------ RECORDED DATA

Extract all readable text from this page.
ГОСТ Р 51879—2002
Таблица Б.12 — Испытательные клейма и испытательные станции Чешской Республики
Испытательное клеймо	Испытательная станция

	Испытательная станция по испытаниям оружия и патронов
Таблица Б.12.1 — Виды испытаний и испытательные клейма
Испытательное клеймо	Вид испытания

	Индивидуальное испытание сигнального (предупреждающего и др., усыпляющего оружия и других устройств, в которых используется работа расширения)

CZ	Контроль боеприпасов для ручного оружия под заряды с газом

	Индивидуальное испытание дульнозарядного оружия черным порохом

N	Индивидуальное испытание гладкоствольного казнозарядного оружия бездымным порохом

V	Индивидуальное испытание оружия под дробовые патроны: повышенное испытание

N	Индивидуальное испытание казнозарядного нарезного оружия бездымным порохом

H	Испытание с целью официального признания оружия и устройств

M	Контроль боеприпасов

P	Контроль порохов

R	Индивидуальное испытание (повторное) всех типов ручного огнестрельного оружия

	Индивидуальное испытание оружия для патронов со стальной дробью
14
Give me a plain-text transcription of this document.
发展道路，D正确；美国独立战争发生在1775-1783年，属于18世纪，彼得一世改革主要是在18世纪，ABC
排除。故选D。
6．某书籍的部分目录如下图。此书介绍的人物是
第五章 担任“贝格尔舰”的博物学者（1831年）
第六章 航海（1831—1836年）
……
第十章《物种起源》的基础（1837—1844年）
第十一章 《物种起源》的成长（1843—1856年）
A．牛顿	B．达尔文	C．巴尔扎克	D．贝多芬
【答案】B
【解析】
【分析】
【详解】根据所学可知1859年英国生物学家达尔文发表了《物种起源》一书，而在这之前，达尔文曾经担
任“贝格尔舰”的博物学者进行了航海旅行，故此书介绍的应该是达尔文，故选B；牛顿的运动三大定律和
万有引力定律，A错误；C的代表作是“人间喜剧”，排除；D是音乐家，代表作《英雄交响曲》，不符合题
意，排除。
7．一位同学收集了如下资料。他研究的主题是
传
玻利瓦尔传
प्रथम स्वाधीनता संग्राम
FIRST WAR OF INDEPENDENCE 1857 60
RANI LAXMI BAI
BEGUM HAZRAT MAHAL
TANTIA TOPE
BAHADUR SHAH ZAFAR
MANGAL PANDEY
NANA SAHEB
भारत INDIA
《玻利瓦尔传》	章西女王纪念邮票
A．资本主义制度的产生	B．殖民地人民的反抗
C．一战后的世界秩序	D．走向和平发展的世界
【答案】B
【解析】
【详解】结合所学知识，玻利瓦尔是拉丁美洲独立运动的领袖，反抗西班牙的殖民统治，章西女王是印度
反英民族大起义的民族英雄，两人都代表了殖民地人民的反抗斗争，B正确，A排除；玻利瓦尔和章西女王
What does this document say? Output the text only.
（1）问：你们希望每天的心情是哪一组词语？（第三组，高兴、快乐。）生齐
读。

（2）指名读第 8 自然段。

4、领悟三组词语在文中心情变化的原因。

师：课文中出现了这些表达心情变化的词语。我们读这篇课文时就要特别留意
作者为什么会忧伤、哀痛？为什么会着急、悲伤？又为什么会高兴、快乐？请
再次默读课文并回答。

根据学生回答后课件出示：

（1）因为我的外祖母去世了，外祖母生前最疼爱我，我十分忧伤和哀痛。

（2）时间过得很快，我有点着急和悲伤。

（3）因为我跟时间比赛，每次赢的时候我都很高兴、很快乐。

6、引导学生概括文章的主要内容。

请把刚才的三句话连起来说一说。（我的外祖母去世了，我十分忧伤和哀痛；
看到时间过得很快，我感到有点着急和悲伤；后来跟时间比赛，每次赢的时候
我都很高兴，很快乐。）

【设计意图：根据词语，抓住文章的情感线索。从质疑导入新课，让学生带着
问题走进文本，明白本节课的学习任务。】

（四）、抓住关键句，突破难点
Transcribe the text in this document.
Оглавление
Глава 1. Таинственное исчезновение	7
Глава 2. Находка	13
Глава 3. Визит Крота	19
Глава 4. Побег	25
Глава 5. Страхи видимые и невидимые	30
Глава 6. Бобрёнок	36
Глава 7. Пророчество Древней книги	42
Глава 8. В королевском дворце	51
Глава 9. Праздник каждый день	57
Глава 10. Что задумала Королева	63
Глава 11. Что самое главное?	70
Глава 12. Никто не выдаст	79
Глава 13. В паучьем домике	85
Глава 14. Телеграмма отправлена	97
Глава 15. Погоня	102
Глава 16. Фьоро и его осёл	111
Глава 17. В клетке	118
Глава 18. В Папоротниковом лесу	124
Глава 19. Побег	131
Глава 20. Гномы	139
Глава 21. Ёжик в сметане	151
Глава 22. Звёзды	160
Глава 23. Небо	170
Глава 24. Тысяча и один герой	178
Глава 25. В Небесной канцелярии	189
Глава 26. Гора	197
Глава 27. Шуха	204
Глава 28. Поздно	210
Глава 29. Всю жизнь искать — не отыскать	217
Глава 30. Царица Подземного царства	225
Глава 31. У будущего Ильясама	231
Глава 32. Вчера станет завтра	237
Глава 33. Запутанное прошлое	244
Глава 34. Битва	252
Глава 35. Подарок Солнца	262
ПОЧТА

------------

# AIM OF THE TASK
Filter the records for lines holding the string "боеприпасов". Copy each one.

# FULL SOLUTION
CZ	Контроль боеприпасов для ручного оружия под заряды с газом
M	Контроль боеприпасов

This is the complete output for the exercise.